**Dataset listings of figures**
— START —
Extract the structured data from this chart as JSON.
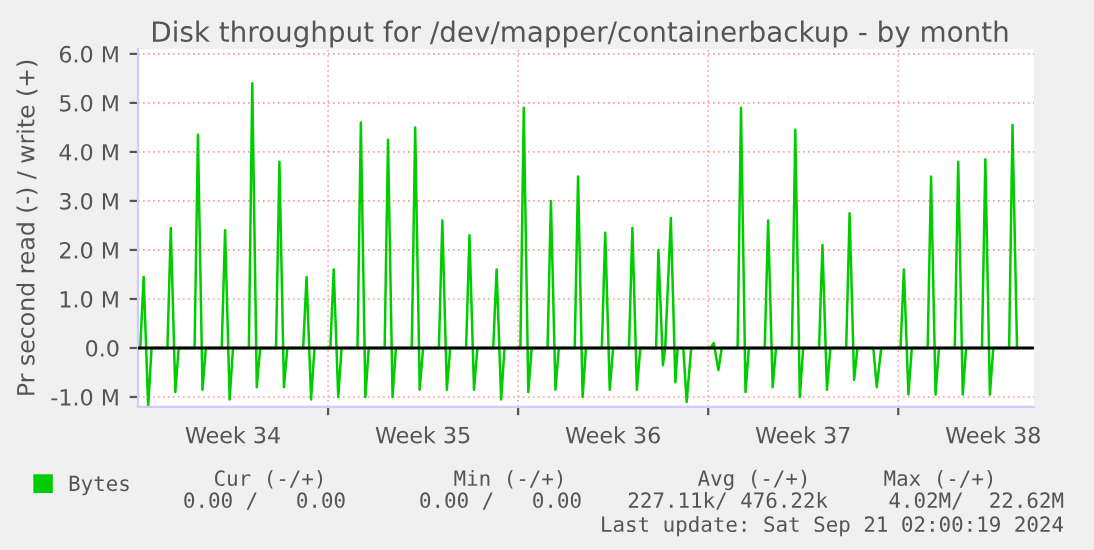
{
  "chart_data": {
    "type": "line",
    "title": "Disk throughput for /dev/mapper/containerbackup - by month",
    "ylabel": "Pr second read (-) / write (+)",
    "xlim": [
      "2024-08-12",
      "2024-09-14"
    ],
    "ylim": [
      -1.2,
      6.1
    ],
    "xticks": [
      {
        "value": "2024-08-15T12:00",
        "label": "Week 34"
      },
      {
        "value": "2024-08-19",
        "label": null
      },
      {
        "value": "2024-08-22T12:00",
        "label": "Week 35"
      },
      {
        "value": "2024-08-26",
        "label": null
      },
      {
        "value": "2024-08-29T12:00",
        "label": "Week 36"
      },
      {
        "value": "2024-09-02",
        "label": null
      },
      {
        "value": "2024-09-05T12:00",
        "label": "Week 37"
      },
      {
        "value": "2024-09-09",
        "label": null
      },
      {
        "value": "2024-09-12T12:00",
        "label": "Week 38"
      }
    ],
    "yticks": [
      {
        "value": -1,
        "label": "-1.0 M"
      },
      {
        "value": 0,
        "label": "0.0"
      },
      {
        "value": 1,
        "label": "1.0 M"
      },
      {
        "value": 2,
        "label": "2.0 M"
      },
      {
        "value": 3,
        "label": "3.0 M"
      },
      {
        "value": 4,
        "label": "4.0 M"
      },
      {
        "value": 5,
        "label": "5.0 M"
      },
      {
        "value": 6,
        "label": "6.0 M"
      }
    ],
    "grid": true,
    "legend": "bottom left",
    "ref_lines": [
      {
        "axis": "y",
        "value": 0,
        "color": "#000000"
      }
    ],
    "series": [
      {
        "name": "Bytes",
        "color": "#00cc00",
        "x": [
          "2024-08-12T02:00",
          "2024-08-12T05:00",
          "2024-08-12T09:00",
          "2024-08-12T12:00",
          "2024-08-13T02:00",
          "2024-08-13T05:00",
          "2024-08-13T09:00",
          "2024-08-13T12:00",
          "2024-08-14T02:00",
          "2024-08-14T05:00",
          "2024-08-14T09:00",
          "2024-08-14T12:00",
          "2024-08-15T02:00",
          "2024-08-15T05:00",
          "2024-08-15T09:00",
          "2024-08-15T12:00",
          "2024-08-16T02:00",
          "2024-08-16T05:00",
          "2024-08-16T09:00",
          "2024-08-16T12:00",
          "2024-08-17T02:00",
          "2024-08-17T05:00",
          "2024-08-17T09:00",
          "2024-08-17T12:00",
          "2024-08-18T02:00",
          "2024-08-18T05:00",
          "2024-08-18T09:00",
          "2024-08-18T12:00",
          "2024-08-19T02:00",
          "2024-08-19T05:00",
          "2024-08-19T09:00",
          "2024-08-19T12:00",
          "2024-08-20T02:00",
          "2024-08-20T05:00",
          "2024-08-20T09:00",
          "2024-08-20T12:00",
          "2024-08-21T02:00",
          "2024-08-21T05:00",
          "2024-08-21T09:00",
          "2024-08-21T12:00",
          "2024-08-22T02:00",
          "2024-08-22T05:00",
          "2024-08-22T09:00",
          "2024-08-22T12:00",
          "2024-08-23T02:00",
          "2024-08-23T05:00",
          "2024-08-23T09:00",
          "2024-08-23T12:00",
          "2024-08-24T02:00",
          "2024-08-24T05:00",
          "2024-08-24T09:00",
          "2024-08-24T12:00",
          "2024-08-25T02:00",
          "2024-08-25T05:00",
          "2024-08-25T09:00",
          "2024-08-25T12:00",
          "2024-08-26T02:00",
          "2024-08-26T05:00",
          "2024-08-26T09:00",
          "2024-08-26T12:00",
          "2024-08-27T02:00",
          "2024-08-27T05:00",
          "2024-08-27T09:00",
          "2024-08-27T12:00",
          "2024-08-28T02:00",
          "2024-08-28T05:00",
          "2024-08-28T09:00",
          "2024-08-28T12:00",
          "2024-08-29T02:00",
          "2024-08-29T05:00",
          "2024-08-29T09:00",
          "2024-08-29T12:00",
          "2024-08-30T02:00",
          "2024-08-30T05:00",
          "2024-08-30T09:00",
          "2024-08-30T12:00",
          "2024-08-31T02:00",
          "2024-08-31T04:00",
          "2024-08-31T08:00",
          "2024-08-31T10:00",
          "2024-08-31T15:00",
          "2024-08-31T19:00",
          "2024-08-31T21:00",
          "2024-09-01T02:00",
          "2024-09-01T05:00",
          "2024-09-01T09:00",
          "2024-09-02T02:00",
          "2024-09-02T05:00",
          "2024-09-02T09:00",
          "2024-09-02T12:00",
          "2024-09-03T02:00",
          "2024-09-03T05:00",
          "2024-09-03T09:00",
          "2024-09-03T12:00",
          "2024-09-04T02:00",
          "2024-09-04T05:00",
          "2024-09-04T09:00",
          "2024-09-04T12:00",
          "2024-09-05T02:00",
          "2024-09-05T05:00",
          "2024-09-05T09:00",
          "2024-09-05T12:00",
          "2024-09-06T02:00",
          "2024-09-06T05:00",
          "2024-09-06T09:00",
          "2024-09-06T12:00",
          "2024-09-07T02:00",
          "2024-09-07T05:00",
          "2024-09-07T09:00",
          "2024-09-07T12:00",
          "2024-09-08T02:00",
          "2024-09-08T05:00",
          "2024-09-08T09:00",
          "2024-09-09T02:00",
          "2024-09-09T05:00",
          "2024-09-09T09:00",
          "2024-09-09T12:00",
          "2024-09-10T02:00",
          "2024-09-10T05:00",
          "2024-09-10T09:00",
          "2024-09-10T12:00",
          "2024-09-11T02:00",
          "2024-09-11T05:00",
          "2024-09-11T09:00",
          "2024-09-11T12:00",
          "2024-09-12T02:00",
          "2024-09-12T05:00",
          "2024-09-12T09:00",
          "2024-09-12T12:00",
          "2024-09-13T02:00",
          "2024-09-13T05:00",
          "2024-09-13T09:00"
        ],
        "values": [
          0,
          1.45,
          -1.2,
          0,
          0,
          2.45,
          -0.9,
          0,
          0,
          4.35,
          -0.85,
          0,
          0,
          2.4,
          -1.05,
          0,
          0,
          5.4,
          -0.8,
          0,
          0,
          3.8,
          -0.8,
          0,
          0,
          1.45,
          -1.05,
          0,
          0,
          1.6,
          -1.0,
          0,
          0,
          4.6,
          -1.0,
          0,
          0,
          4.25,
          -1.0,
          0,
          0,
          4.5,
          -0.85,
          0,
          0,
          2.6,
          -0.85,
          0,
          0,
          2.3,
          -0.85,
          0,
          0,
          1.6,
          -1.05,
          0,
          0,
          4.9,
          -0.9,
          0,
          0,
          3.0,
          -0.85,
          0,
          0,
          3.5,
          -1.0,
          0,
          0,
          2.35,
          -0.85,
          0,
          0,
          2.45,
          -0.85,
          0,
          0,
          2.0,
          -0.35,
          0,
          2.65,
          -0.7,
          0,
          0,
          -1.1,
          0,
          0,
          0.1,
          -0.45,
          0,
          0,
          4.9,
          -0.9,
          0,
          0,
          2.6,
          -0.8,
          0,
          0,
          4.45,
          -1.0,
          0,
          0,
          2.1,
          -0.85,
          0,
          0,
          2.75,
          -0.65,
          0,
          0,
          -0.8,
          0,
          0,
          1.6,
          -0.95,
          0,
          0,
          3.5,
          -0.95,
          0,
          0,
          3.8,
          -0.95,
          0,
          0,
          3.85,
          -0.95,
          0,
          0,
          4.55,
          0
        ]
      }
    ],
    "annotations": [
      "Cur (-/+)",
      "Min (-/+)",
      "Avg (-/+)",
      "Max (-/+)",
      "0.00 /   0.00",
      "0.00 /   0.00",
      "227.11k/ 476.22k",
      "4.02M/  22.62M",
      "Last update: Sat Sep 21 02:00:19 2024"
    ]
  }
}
— END —
— START —
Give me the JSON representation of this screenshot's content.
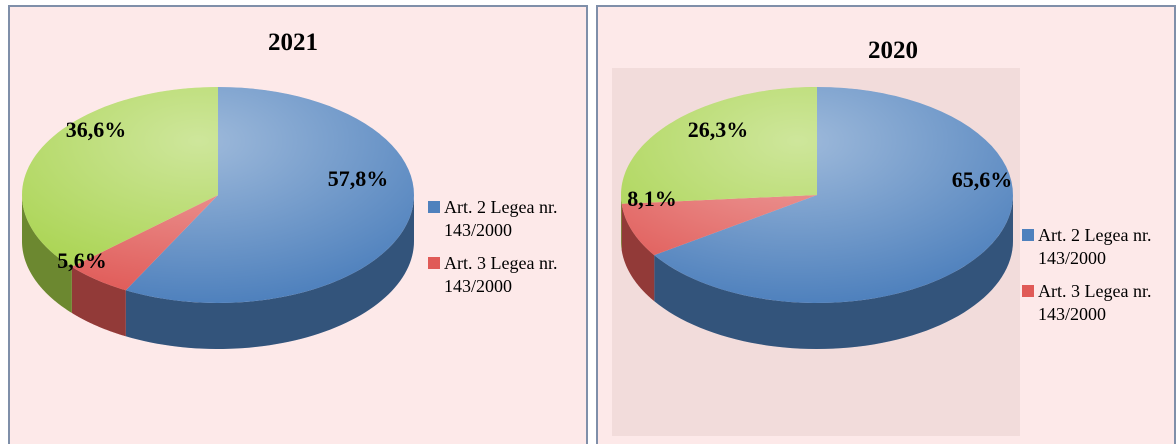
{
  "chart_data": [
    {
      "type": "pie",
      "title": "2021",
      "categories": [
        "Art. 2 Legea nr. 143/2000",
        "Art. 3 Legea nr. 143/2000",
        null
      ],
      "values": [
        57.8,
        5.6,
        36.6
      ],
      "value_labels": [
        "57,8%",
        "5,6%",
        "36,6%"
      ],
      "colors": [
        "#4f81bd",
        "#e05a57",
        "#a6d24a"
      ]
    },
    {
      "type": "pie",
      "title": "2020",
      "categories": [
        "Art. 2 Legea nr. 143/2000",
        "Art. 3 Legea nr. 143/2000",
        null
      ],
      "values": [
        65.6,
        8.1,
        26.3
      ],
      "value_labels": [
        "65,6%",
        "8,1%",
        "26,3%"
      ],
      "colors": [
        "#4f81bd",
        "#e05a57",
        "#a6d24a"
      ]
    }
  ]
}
— END —
Go through the data and gather every line that holds "JSON".

Extract the structured data from this chart as JSON.
Give me the JSON representation of this screenshot's content.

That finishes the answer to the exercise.